━━━ INFORMATION GIVEN ━━━

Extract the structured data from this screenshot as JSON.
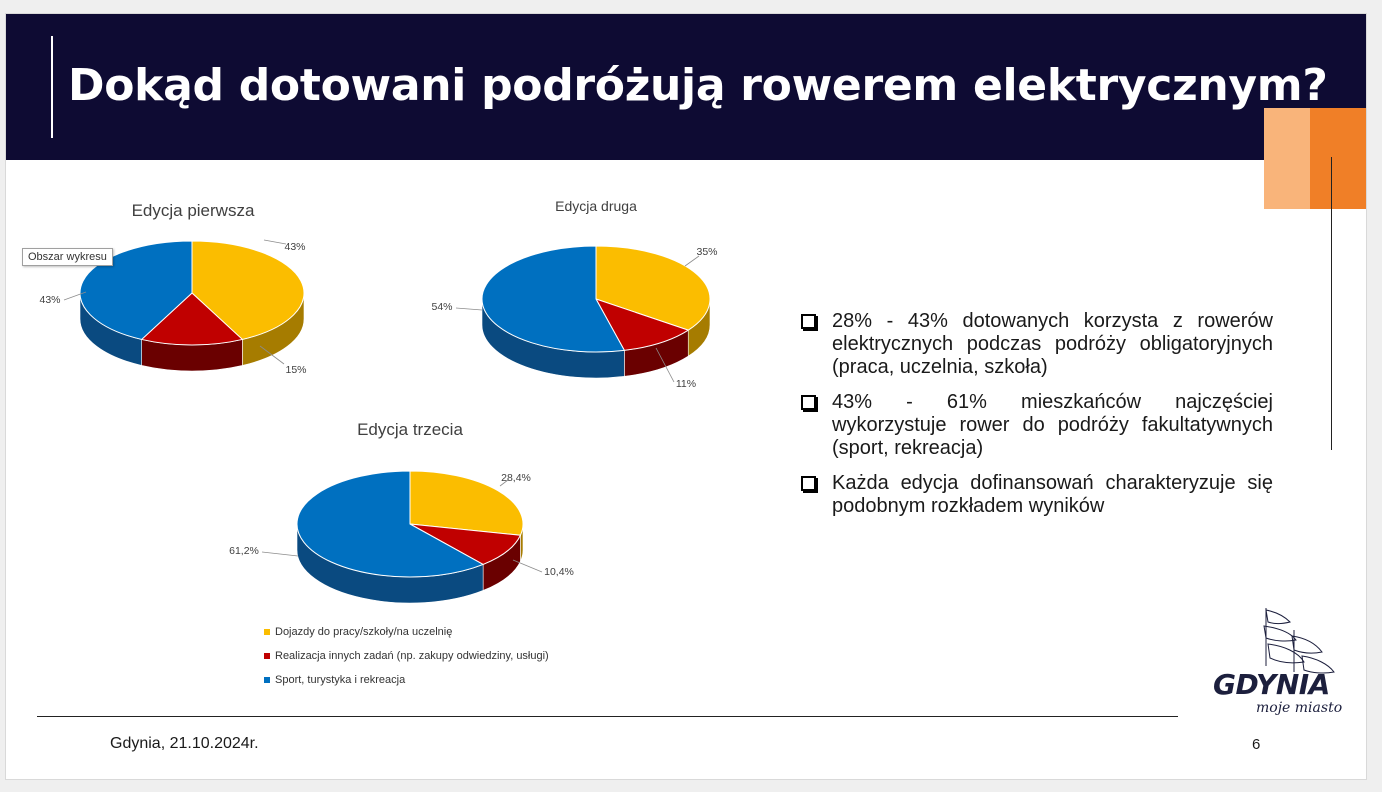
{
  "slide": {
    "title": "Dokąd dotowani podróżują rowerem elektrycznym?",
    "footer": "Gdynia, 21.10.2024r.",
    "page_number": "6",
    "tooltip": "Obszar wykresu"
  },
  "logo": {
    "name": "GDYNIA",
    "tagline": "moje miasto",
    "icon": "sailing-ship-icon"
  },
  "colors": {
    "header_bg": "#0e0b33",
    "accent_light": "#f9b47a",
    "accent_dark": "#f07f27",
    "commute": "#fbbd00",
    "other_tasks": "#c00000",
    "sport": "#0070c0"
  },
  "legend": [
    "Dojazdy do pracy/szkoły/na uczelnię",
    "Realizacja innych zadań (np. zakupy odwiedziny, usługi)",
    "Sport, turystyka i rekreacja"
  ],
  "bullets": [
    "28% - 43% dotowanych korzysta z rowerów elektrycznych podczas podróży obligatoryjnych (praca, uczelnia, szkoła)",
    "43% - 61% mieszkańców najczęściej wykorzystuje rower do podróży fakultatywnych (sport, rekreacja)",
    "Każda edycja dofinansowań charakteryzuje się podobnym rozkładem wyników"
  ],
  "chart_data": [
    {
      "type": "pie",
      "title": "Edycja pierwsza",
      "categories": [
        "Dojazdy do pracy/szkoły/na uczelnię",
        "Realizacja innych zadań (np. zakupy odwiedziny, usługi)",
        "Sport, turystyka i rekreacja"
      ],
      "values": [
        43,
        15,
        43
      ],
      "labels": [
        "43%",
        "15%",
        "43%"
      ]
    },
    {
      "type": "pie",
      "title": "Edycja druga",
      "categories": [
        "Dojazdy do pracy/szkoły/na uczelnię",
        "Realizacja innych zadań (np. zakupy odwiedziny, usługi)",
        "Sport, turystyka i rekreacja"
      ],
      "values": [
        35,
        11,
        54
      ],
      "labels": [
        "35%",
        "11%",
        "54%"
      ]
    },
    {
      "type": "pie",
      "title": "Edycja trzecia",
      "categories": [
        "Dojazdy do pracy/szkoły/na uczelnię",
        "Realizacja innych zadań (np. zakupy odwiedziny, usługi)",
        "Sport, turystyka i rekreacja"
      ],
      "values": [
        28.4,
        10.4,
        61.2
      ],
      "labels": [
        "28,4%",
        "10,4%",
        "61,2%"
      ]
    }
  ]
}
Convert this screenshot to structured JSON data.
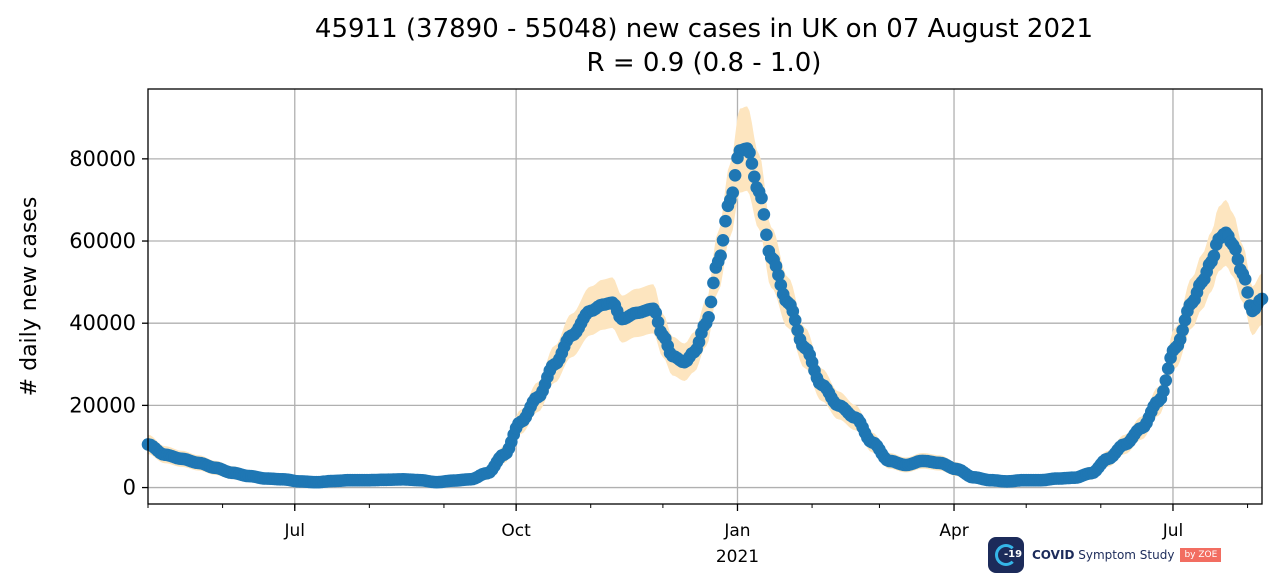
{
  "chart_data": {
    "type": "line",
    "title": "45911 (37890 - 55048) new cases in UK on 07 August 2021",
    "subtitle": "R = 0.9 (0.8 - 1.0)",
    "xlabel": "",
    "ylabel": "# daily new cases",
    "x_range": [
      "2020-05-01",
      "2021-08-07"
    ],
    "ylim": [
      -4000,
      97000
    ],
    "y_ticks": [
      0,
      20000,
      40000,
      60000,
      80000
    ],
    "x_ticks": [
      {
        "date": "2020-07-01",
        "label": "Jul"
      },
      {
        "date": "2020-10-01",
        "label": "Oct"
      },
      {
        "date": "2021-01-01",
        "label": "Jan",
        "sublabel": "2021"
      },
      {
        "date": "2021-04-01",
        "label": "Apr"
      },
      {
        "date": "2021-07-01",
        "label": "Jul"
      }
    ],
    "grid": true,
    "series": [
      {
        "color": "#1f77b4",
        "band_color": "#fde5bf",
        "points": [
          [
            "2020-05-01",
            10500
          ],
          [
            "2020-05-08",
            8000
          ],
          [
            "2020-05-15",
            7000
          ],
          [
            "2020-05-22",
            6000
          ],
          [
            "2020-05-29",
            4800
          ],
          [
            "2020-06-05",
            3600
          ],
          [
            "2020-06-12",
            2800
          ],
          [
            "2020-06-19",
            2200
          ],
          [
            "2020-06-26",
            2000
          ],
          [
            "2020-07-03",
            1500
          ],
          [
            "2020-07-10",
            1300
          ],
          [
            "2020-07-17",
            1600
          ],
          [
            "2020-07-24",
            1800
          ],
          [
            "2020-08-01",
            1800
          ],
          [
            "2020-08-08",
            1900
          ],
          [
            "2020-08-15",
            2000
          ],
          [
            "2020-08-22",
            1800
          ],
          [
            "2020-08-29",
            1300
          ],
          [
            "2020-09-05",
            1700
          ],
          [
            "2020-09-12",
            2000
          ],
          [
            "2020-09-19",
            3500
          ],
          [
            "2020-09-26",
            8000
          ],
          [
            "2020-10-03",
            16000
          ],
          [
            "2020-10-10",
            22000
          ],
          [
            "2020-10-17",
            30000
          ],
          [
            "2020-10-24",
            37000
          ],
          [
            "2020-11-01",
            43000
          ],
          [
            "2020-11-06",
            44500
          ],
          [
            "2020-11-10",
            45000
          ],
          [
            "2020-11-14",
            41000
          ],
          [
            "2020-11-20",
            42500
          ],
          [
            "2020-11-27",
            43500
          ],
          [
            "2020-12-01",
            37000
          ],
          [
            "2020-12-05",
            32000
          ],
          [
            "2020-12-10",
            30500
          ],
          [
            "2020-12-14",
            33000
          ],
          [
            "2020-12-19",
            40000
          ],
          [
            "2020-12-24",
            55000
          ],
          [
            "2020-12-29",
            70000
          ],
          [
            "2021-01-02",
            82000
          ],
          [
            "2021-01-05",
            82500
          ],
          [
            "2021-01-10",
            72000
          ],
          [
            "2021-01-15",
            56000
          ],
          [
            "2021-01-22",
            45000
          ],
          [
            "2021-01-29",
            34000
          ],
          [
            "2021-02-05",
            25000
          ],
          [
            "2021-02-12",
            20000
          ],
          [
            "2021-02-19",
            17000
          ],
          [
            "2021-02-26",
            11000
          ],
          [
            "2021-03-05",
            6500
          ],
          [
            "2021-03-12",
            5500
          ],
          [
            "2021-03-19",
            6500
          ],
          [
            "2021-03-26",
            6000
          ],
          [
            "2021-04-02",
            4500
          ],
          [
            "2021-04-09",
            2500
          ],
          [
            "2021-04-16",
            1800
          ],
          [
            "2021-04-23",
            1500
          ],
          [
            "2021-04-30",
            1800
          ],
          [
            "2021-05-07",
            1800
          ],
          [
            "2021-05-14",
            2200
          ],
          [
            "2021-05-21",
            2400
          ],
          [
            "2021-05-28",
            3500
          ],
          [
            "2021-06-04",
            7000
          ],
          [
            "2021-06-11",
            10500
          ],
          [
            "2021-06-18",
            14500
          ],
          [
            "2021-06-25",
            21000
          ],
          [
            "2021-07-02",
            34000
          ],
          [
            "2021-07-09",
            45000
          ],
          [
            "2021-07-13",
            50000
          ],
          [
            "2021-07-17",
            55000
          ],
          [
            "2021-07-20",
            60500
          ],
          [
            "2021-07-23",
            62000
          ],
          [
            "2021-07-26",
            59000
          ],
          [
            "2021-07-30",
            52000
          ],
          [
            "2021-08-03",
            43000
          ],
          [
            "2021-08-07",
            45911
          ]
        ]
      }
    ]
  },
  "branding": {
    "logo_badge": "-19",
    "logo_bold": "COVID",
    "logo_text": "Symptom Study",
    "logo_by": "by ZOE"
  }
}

━━━

• STATED GOAL:
Except for the pictures, reproduce every line exactly.

• FINAL ANSWER:
Extract the structured data from this screenshot as JSON.
{
  "slide": {
    "title": "Dokąd dotowani podróżują rowerem elektrycznym?",
    "footer": "Gdynia, 21.10.2024r.",
    "page_number": "6",
    "tooltip": "Obszar wykresu"
  },
  "logo": {
    "name": "GDYNIA",
    "tagline": "moje miasto",
    "icon": "sailing-ship-icon"
  },
  "colors": {
    "header_bg": "#0e0b33",
    "accent_light": "#f9b47a",
    "accent_dark": "#f07f27",
    "commute": "#fbbd00",
    "other_tasks": "#c00000",
    "sport": "#0070c0"
  },
  "legend": [
    "Dojazdy do pracy/szkoły/na uczelnię",
    "Realizacja innych zadań (np. zakupy odwiedziny, usługi)",
    "Sport, turystyka i rekreacja"
  ],
  "bullets": [
    "28% - 43% dotowanych korzysta z rowerów elektrycznych podczas podróży obligatoryjnych (praca, uczelnia, szkoła)",
    "43% - 61% mieszkańców najczęściej wykorzystuje rower do podróży fakultatywnych (sport, rekreacja)",
    "Każda edycja dofinansowań charakteryzuje się podobnym rozkładem wyników"
  ],
  "chart_data": [
    {
      "type": "pie",
      "title": "Edycja pierwsza",
      "categories": [
        "Dojazdy do pracy/szkoły/na uczelnię",
        "Realizacja innych zadań (np. zakupy odwiedziny, usługi)",
        "Sport, turystyka i rekreacja"
      ],
      "values": [
        43,
        15,
        43
      ],
      "labels": [
        "43%",
        "15%",
        "43%"
      ]
    },
    {
      "type": "pie",
      "title": "Edycja druga",
      "categories": [
        "Dojazdy do pracy/szkoły/na uczelnię",
        "Realizacja innych zadań (np. zakupy odwiedziny, usługi)",
        "Sport, turystyka i rekreacja"
      ],
      "values": [
        35,
        11,
        54
      ],
      "labels": [
        "35%",
        "11%",
        "54%"
      ]
    },
    {
      "type": "pie",
      "title": "Edycja trzecia",
      "categories": [
        "Dojazdy do pracy/szkoły/na uczelnię",
        "Realizacja innych zadań (np. zakupy odwiedziny, usługi)",
        "Sport, turystyka i rekreacja"
      ],
      "values": [
        28.4,
        10.4,
        61.2
      ],
      "labels": [
        "28,4%",
        "10,4%",
        "61,2%"
      ]
    }
  ]
}
Convert this screenshot to structured JSON data.
{
  "chart_data": {
    "type": "line",
    "title": "45911 (37890 - 55048) new cases in UK on 07 August 2021",
    "subtitle": "R = 0.9 (0.8 - 1.0)",
    "xlabel": "",
    "ylabel": "# daily new cases",
    "x_range": [
      "2020-05-01",
      "2021-08-07"
    ],
    "ylim": [
      -4000,
      97000
    ],
    "y_ticks": [
      0,
      20000,
      40000,
      60000,
      80000
    ],
    "x_ticks": [
      {
        "date": "2020-07-01",
        "label": "Jul"
      },
      {
        "date": "2020-10-01",
        "label": "Oct"
      },
      {
        "date": "2021-01-01",
        "label": "Jan",
        "sublabel": "2021"
      },
      {
        "date": "2021-04-01",
        "label": "Apr"
      },
      {
        "date": "2021-07-01",
        "label": "Jul"
      }
    ],
    "grid": true,
    "series": [
      {
        "color": "#1f77b4",
        "band_color": "#fde5bf",
        "points": [
          [
            "2020-05-01",
            10500
          ],
          [
            "2020-05-08",
            8000
          ],
          [
            "2020-05-15",
            7000
          ],
          [
            "2020-05-22",
            6000
          ],
          [
            "2020-05-29",
            4800
          ],
          [
            "2020-06-05",
            3600
          ],
          [
            "2020-06-12",
            2800
          ],
          [
            "2020-06-19",
            2200
          ],
          [
            "2020-06-26",
            2000
          ],
          [
            "2020-07-03",
            1500
          ],
          [
            "2020-07-10",
            1300
          ],
          [
            "2020-07-17",
            1600
          ],
          [
            "2020-07-24",
            1800
          ],
          [
            "2020-08-01",
            1800
          ],
          [
            "2020-08-08",
            1900
          ],
          [
            "2020-08-15",
            2000
          ],
          [
            "2020-08-22",
            1800
          ],
          [
            "2020-08-29",
            1300
          ],
          [
            "2020-09-05",
            1700
          ],
          [
            "2020-09-12",
            2000
          ],
          [
            "2020-09-19",
            3500
          ],
          [
            "2020-09-26",
            8000
          ],
          [
            "2020-10-03",
            16000
          ],
          [
            "2020-10-10",
            22000
          ],
          [
            "2020-10-17",
            30000
          ],
          [
            "2020-10-24",
            37000
          ],
          [
            "2020-11-01",
            43000
          ],
          [
            "2020-11-06",
            44500
          ],
          [
            "2020-11-10",
            45000
          ],
          [
            "2020-11-14",
            41000
          ],
          [
            "2020-11-20",
            42500
          ],
          [
            "2020-11-27",
            43500
          ],
          [
            "2020-12-01",
            37000
          ],
          [
            "2020-12-05",
            32000
          ],
          [
            "2020-12-10",
            30500
          ],
          [
            "2020-12-14",
            33000
          ],
          [
            "2020-12-19",
            40000
          ],
          [
            "2020-12-24",
            55000
          ],
          [
            "2020-12-29",
            70000
          ],
          [
            "2021-01-02",
            82000
          ],
          [
            "2021-01-05",
            82500
          ],
          [
            "2021-01-10",
            72000
          ],
          [
            "2021-01-15",
            56000
          ],
          [
            "2021-01-22",
            45000
          ],
          [
            "2021-01-29",
            34000
          ],
          [
            "2021-02-05",
            25000
          ],
          [
            "2021-02-12",
            20000
          ],
          [
            "2021-02-19",
            17000
          ],
          [
            "2021-02-26",
            11000
          ],
          [
            "2021-03-05",
            6500
          ],
          [
            "2021-03-12",
            5500
          ],
          [
            "2021-03-19",
            6500
          ],
          [
            "2021-03-26",
            6000
          ],
          [
            "2021-04-02",
            4500
          ],
          [
            "2021-04-09",
            2500
          ],
          [
            "2021-04-16",
            1800
          ],
          [
            "2021-04-23",
            1500
          ],
          [
            "2021-04-30",
            1800
          ],
          [
            "2021-05-07",
            1800
          ],
          [
            "2021-05-14",
            2200
          ],
          [
            "2021-05-21",
            2400
          ],
          [
            "2021-05-28",
            3500
          ],
          [
            "2021-06-04",
            7000
          ],
          [
            "2021-06-11",
            10500
          ],
          [
            "2021-06-18",
            14500
          ],
          [
            "2021-06-25",
            21000
          ],
          [
            "2021-07-02",
            34000
          ],
          [
            "2021-07-09",
            45000
          ],
          [
            "2021-07-13",
            50000
          ],
          [
            "2021-07-17",
            55000
          ],
          [
            "2021-07-20",
            60500
          ],
          [
            "2021-07-23",
            62000
          ],
          [
            "2021-07-26",
            59000
          ],
          [
            "2021-07-30",
            52000
          ],
          [
            "2021-08-03",
            43000
          ],
          [
            "2021-08-07",
            45911
          ]
        ]
      }
    ]
  },
  "branding": {
    "logo_badge": "-19",
    "logo_bold": "COVID",
    "logo_text": "Symptom Study",
    "logo_by": "by ZOE"
  }
}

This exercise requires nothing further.